Exactly as they appear, output all of the entries.

## PROVIDED ENTRIES
═══

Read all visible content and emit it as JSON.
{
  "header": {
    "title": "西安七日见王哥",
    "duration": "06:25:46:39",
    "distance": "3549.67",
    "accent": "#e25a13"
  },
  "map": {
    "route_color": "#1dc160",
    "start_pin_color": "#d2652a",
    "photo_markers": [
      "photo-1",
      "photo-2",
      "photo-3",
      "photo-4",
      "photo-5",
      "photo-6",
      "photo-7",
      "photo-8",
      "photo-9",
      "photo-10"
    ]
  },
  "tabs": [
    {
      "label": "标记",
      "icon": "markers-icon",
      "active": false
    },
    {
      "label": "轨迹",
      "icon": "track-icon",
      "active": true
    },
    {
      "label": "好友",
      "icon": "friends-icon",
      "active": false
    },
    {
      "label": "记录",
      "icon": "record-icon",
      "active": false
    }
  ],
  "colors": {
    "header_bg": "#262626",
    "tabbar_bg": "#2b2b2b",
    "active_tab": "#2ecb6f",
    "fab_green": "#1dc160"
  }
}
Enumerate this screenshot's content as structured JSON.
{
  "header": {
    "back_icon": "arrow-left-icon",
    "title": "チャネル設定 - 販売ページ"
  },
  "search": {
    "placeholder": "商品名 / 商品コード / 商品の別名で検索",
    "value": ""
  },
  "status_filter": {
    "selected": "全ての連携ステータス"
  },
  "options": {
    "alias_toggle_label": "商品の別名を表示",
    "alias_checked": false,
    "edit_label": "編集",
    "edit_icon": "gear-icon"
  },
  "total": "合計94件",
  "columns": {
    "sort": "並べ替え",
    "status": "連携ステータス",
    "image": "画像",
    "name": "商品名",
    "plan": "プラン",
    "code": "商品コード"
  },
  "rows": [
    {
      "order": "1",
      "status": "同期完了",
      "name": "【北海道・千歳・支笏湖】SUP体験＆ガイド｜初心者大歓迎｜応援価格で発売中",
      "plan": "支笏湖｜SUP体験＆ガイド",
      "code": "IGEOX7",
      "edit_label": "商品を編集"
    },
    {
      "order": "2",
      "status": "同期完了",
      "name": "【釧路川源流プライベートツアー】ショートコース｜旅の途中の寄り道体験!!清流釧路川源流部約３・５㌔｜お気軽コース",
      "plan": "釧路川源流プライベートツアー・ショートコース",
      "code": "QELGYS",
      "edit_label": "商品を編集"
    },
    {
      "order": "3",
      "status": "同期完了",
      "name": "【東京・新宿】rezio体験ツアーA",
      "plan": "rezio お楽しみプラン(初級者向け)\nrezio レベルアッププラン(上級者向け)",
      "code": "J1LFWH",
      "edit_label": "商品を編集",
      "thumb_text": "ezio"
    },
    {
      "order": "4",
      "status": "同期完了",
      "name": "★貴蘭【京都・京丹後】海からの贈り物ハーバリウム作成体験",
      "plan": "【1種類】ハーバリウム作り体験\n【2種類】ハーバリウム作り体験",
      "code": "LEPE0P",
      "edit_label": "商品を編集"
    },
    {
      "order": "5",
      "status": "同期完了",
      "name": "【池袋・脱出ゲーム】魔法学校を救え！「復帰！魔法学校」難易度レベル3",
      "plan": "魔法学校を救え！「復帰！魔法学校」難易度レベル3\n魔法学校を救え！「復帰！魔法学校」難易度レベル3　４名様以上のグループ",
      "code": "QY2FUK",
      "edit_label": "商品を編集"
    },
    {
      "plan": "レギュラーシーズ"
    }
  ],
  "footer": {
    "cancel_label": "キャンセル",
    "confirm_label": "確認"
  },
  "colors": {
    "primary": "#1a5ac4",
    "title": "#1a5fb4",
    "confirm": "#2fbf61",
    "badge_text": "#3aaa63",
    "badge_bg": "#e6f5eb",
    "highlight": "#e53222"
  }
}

═══

## OUTPUT FOR THIS EXERCISE
Read all visible content and emit it as JSON.
{
  "header": {
    "title": "西安七日见王哥",
    "duration": "06:25:46:39",
    "distance": "3549.67",
    "accent": "#e25a13"
  },
  "map": {
    "route_color": "#1dc160",
    "start_pin_color": "#d2652a",
    "photo_markers": [
      "photo-1",
      "photo-2",
      "photo-3",
      "photo-4",
      "photo-5",
      "photo-6",
      "photo-7",
      "photo-8",
      "photo-9",
      "photo-10"
    ]
  },
  "tabs": [
    {
      "label": "标记",
      "icon": "markers-icon",
      "active": false
    },
    {
      "label": "轨迹",
      "icon": "track-icon",
      "active": true
    },
    {
      "label": "好友",
      "icon": "friends-icon",
      "active": false
    },
    {
      "label": "记录",
      "icon": "record-icon",
      "active": false
    }
  ],
  "colors": {
    "header_bg": "#262626",
    "tabbar_bg": "#2b2b2b",
    "active_tab": "#2ecb6f",
    "fab_green": "#1dc160"
  }
}
Enumerate this screenshot's content as structured JSON.
{
  "header": {
    "back_icon": "arrow-left-icon",
    "title": "チャネル設定 - 販売ページ"
  },
  "search": {
    "placeholder": "商品名 / 商品コード / 商品の別名で検索",
    "value": ""
  },
  "status_filter": {
    "selected": "全ての連携ステータス"
  },
  "options": {
    "alias_toggle_label": "商品の別名を表示",
    "alias_checked": false,
    "edit_label": "編集",
    "edit_icon": "gear-icon"
  },
  "total": "合計94件",
  "columns": {
    "sort": "並べ替え",
    "status": "連携ステータス",
    "image": "画像",
    "name": "商品名",
    "plan": "プラン",
    "code": "商品コード"
  },
  "rows": [
    {
      "order": "1",
      "status": "同期完了",
      "name": "【北海道・千歳・支笏湖】SUP体験＆ガイド｜初心者大歓迎｜応援価格で発売中",
      "plan": "支笏湖｜SUP体験＆ガイド",
      "code": "IGEOX7",
      "edit_label": "商品を編集"
    },
    {
      "order": "2",
      "status": "同期完了",
      "name": "【釧路川源流プライベートツアー】ショートコース｜旅の途中の寄り道体験!!清流釧路川源流部約３・５㌔｜お気軽コース",
      "plan": "釧路川源流プライベートツアー・ショートコース",
      "code": "QELGYS",
      "edit_label": "商品を編集"
    },
    {
      "order": "3",
      "status": "同期完了",
      "name": "【東京・新宿】rezio体験ツアーA",
      "plan": "rezio お楽しみプラン(初級者向け)\nrezio レベルアッププラン(上級者向け)",
      "code": "J1LFWH",
      "edit_label": "商品を編集",
      "thumb_text": "ezio"
    },
    {
      "order": "4",
      "status": "同期完了",
      "name": "★貴蘭【京都・京丹後】海からの贈り物ハーバリウム作成体験",
      "plan": "【1種類】ハーバリウム作り体験\n【2種類】ハーバリウム作り体験",
      "code": "LEPE0P",
      "edit_label": "商品を編集"
    },
    {
      "order": "5",
      "status": "同期完了",
      "name": "【池袋・脱出ゲーム】魔法学校を救え！「復帰！魔法学校」難易度レベル3",
      "plan": "魔法学校を救え！「復帰！魔法学校」難易度レベル3\n魔法学校を救え！「復帰！魔法学校」難易度レベル3　４名様以上のグループ",
      "code": "QY2FUK",
      "edit_label": "商品を編集"
    },
    {
      "plan": "レギュラーシーズ"
    }
  ],
  "footer": {
    "cancel_label": "キャンセル",
    "confirm_label": "確認"
  },
  "colors": {
    "primary": "#1a5ac4",
    "title": "#1a5fb4",
    "confirm": "#2fbf61",
    "badge_text": "#3aaa63",
    "badge_bg": "#e6f5eb",
    "highlight": "#e53222"
  }
}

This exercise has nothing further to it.